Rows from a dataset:
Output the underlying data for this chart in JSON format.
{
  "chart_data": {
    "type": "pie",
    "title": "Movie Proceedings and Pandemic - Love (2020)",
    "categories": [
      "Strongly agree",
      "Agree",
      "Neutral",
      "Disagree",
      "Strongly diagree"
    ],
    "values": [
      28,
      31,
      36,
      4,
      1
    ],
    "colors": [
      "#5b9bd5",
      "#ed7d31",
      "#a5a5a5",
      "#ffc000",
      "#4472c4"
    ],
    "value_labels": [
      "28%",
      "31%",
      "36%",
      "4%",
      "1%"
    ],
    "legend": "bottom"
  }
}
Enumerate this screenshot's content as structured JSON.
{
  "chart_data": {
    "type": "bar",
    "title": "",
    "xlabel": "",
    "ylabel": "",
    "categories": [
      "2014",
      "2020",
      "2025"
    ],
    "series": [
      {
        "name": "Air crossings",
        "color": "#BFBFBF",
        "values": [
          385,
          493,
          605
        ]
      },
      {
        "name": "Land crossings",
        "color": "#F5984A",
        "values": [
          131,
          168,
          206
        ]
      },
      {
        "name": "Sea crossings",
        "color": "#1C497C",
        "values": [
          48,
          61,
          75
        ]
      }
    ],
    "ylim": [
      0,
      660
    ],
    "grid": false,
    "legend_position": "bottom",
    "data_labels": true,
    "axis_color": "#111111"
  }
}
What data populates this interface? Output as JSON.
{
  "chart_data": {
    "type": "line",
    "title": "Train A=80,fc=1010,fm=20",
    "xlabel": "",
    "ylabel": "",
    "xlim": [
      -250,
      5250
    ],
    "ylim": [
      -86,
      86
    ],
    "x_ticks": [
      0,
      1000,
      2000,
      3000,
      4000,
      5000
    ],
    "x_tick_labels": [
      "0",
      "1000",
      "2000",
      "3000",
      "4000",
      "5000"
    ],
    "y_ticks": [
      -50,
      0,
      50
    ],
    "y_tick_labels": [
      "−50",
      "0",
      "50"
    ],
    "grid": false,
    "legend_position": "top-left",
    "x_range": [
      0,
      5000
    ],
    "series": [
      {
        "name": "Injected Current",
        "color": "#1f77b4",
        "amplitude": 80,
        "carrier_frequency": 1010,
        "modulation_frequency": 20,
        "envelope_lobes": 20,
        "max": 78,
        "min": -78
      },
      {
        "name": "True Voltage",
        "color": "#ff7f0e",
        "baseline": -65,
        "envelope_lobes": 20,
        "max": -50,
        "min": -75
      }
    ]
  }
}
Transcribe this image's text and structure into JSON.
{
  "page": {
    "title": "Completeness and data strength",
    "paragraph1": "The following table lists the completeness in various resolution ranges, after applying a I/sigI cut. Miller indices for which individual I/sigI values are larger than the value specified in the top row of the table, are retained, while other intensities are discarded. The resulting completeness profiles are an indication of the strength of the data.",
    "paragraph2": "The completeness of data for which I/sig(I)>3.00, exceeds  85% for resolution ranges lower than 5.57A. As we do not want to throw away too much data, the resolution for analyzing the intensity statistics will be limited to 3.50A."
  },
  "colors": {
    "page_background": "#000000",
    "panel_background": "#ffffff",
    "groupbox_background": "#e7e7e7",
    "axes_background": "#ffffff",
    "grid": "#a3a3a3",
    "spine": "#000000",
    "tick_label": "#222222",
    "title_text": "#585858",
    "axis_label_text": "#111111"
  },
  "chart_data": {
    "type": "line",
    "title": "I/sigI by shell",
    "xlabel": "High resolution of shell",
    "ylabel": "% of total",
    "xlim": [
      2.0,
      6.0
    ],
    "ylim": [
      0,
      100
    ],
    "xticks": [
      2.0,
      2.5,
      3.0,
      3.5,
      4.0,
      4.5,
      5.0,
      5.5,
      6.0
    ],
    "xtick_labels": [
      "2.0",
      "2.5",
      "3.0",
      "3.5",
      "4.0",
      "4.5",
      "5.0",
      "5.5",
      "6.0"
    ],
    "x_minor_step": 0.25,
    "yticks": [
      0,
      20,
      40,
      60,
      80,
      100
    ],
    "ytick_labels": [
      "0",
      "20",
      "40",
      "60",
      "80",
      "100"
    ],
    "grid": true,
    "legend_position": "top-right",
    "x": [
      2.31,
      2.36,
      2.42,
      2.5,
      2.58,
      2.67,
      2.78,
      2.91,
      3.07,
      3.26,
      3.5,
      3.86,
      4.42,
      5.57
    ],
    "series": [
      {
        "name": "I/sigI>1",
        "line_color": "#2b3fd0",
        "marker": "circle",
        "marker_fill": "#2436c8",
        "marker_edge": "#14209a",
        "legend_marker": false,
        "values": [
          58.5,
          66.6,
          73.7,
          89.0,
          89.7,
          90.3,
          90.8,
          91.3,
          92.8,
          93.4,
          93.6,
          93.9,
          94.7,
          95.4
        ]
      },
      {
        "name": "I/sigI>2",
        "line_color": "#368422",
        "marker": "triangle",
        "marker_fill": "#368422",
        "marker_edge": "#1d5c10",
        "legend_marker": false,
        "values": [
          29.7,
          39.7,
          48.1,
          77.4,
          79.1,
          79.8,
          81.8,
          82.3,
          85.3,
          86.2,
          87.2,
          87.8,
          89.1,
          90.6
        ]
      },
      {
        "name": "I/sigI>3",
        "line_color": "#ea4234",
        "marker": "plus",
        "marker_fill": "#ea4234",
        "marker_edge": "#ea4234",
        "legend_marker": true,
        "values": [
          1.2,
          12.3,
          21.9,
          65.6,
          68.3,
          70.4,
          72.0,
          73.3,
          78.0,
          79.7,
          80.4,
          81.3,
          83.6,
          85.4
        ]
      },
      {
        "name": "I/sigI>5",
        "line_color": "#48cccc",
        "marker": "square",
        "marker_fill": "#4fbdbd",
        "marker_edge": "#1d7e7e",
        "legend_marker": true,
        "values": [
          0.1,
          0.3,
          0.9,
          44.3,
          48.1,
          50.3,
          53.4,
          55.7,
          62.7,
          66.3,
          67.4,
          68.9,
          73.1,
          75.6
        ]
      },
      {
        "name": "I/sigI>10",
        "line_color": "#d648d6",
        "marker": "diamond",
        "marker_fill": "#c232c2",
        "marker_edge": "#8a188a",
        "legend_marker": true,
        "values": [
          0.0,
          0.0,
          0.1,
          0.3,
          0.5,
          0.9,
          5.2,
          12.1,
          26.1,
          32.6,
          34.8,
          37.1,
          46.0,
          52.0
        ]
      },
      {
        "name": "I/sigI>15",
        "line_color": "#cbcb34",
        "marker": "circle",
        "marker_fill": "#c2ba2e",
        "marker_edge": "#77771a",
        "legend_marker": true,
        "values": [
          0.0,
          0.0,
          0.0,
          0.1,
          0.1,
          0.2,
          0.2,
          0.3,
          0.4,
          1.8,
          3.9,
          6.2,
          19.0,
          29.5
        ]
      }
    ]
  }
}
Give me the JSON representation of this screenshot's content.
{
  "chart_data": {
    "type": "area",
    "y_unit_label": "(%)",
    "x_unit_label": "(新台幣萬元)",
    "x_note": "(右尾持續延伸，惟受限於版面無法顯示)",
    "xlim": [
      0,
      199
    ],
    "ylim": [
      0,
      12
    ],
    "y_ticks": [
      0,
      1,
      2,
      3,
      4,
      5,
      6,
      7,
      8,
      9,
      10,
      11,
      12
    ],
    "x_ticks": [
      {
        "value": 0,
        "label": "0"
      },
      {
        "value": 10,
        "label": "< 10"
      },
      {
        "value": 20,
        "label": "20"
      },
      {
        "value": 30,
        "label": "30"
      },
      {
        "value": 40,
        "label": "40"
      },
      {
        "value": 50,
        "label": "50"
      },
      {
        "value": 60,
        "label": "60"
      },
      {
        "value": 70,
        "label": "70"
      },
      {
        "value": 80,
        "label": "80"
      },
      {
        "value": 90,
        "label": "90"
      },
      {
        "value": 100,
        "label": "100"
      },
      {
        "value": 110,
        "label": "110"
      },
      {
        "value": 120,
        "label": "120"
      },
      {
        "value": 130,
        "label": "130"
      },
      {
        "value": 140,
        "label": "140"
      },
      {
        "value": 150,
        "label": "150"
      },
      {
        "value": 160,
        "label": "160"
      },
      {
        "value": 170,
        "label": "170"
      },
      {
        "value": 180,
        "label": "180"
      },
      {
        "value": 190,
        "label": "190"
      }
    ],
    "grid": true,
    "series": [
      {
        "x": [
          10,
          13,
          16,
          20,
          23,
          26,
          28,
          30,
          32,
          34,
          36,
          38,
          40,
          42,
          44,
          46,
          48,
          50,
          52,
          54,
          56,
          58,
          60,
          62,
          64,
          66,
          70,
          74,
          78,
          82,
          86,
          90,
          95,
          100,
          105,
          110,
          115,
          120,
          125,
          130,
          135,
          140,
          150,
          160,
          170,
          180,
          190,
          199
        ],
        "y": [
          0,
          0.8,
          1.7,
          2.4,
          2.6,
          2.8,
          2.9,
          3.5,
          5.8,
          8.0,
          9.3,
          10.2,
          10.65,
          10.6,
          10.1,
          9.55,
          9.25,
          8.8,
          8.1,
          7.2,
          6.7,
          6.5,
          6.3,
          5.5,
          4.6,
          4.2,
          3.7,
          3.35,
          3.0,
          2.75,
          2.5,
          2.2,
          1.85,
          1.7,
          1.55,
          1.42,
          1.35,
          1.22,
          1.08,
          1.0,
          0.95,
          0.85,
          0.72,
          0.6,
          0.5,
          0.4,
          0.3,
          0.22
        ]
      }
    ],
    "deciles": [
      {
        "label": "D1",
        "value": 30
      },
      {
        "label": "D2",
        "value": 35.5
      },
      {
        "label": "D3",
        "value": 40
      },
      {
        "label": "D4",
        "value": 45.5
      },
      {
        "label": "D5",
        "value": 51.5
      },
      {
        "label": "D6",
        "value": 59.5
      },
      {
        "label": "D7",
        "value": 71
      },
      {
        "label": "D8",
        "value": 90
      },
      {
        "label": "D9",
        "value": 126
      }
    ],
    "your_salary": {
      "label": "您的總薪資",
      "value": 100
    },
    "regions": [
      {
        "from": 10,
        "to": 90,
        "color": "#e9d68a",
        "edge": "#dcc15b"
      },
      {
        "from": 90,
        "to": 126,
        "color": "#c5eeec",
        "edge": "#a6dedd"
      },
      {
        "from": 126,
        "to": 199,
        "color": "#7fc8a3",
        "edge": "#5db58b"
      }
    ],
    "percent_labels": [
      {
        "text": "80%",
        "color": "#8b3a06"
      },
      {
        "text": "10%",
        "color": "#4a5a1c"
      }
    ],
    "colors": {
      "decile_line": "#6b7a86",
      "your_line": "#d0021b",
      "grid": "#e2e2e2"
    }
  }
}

» **Aim**
Count the lines in the records above that contain the word "bottom", and reply with only that number.

» **Exercise answer**
2